## [WHAT IS ASKED]
Reproduce every line of the material below, changing each "feature-title" to "feature-heading" and leaving all other text untouched.

'''

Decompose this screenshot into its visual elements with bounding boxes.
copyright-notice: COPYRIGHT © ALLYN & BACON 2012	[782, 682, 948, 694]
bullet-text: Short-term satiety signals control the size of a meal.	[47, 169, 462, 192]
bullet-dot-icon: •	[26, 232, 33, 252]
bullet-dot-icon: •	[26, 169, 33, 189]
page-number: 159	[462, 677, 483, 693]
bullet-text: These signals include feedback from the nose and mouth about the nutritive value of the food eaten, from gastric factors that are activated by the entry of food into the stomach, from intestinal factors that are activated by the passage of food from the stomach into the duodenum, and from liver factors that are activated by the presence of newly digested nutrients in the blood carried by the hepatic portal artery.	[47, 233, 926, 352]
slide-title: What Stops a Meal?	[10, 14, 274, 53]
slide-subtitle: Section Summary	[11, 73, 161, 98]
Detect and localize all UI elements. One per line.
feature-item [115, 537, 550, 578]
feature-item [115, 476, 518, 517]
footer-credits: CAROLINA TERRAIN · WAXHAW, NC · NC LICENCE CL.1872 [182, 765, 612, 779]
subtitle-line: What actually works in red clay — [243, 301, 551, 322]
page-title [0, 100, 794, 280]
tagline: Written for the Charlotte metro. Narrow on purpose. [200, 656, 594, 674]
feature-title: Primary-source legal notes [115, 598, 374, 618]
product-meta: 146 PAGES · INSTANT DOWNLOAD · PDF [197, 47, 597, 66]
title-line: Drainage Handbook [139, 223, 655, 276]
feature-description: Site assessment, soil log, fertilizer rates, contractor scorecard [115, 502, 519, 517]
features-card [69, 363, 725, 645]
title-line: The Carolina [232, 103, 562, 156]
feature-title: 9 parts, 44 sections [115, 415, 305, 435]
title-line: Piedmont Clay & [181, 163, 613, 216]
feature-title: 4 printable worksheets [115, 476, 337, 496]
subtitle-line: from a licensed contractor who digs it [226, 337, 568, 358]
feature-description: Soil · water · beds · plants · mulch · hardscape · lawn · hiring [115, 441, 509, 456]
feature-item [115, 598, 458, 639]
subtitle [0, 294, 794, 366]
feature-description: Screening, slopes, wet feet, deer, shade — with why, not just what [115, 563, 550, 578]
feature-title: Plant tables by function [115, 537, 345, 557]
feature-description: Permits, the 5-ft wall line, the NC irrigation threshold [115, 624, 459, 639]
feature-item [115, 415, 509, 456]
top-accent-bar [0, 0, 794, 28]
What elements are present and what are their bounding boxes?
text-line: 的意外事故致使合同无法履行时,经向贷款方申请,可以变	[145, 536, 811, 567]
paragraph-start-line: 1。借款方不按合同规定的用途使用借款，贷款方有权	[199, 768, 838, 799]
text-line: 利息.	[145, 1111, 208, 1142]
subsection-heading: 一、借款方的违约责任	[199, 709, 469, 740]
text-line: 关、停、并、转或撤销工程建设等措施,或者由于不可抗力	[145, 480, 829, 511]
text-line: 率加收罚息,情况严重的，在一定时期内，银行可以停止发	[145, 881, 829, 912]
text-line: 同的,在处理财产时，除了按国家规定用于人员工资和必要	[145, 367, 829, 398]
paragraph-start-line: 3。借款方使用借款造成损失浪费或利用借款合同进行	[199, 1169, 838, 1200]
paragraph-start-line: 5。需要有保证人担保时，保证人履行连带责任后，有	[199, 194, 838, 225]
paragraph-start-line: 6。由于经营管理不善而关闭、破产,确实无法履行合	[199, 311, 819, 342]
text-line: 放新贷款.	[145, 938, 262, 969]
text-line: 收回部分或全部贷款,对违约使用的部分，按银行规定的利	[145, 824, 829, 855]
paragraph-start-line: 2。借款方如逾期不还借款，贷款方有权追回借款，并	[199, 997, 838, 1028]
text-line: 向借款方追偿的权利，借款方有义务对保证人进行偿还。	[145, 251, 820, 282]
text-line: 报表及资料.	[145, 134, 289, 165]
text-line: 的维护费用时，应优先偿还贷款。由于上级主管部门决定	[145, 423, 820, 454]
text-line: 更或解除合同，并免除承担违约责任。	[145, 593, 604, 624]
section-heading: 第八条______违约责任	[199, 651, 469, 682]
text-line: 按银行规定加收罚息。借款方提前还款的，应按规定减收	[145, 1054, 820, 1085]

'''

## [WRITTEN SOLUTION]
Decompose this screenshot into its visual elements with bounding boxes.
copyright-notice: COPYRIGHT © ALLYN & BACON 2012	[782, 682, 948, 694]
bullet-text: Short-term satiety signals control the size of a meal.	[47, 169, 462, 192]
bullet-dot-icon: •	[26, 232, 33, 252]
bullet-dot-icon: •	[26, 169, 33, 189]
page-number: 159	[462, 677, 483, 693]
bullet-text: These signals include feedback from the nose and mouth about the nutritive value of the food eaten, from gastric factors that are activated by the entry of food into the stomach, from intestinal factors that are activated by the passage of food from the stomach into the duodenum, and from liver factors that are activated by the presence of newly digested nutrients in the blood carried by the hepatic portal artery.	[47, 233, 926, 352]
slide-title: What Stops a Meal?	[10, 14, 274, 53]
slide-subtitle: Section Summary	[11, 73, 161, 98]
Detect and localize all UI elements. One per line.
feature-item [115, 537, 550, 578]
feature-item [115, 476, 518, 517]
footer-credits: CAROLINA TERRAIN · WAXHAW, NC · NC LICENCE CL.1872 [182, 765, 612, 779]
subtitle-line: What actually works in red clay — [243, 301, 551, 322]
page-title [0, 100, 794, 280]
tagline: Written for the Charlotte metro. Narrow on purpose. [200, 656, 594, 674]
feature-heading: Primary-source legal notes [115, 598, 374, 618]
product-meta: 146 PAGES · INSTANT DOWNLOAD · PDF [197, 47, 597, 66]
title-line: Drainage Handbook [139, 223, 655, 276]
feature-description: Site assessment, soil log, fertilizer rates, contractor scorecard [115, 502, 519, 517]
features-card [69, 363, 725, 645]
title-line: The Carolina [232, 103, 562, 156]
feature-heading: 9 parts, 44 sections [115, 415, 305, 435]
title-line: Piedmont Clay & [181, 163, 613, 216]
feature-heading: 4 printable worksheets [115, 476, 337, 496]
subtitle-line: from a licensed contractor who digs it [226, 337, 568, 358]
feature-description: Soil · water · beds · plants · mulch · hardscape · lawn · hiring [115, 441, 509, 456]
feature-item [115, 598, 458, 639]
subtitle [0, 294, 794, 366]
feature-description: Screening, slopes, wet feet, deer, shade — with why, not just what [115, 563, 550, 578]
feature-heading: Plant tables by function [115, 537, 345, 557]
feature-description: Permits, the 5-ft wall line, the NC irrigation threshold [115, 624, 459, 639]
feature-item [115, 415, 509, 456]
top-accent-bar [0, 0, 794, 28]
What elements are present and what are their bounding boxes?
text-line: 的意外事故致使合同无法履行时,经向贷款方申请,可以变	[145, 536, 811, 567]
paragraph-start-line: 1。借款方不按合同规定的用途使用借款，贷款方有权	[199, 768, 838, 799]
text-line: 利息.	[145, 1111, 208, 1142]
subsection-heading: 一、借款方的违约责任	[199, 709, 469, 740]
text-line: 关、停、并、转或撤销工程建设等措施,或者由于不可抗力	[145, 480, 829, 511]
text-line: 率加收罚息,情况严重的，在一定时期内，银行可以停止发	[145, 881, 829, 912]
text-line: 同的,在处理财产时，除了按国家规定用于人员工资和必要	[145, 367, 829, 398]
paragraph-start-line: 3。借款方使用借款造成损失浪费或利用借款合同进行	[199, 1169, 838, 1200]
paragraph-start-line: 5。需要有保证人担保时，保证人履行连带责任后，有	[199, 194, 838, 225]
paragraph-start-line: 6。由于经营管理不善而关闭、破产,确实无法履行合	[199, 311, 819, 342]
text-line: 放新贷款.	[145, 938, 262, 969]
text-line: 收回部分或全部贷款,对违约使用的部分，按银行规定的利	[145, 824, 829, 855]
paragraph-start-line: 2。借款方如逾期不还借款，贷款方有权追回借款，并	[199, 997, 838, 1028]
text-line: 向借款方追偿的权利，借款方有义务对保证人进行偿还。	[145, 251, 820, 282]
text-line: 报表及资料.	[145, 134, 289, 165]
text-line: 的维护费用时，应优先偿还贷款。由于上级主管部门决定	[145, 423, 820, 454]
text-line: 更或解除合同，并免除承担违约责任。	[145, 593, 604, 624]
section-heading: 第八条______违约责任	[199, 651, 469, 682]
text-line: 按银行规定加收罚息。借款方提前还款的，应按规定减收	[145, 1054, 820, 1085]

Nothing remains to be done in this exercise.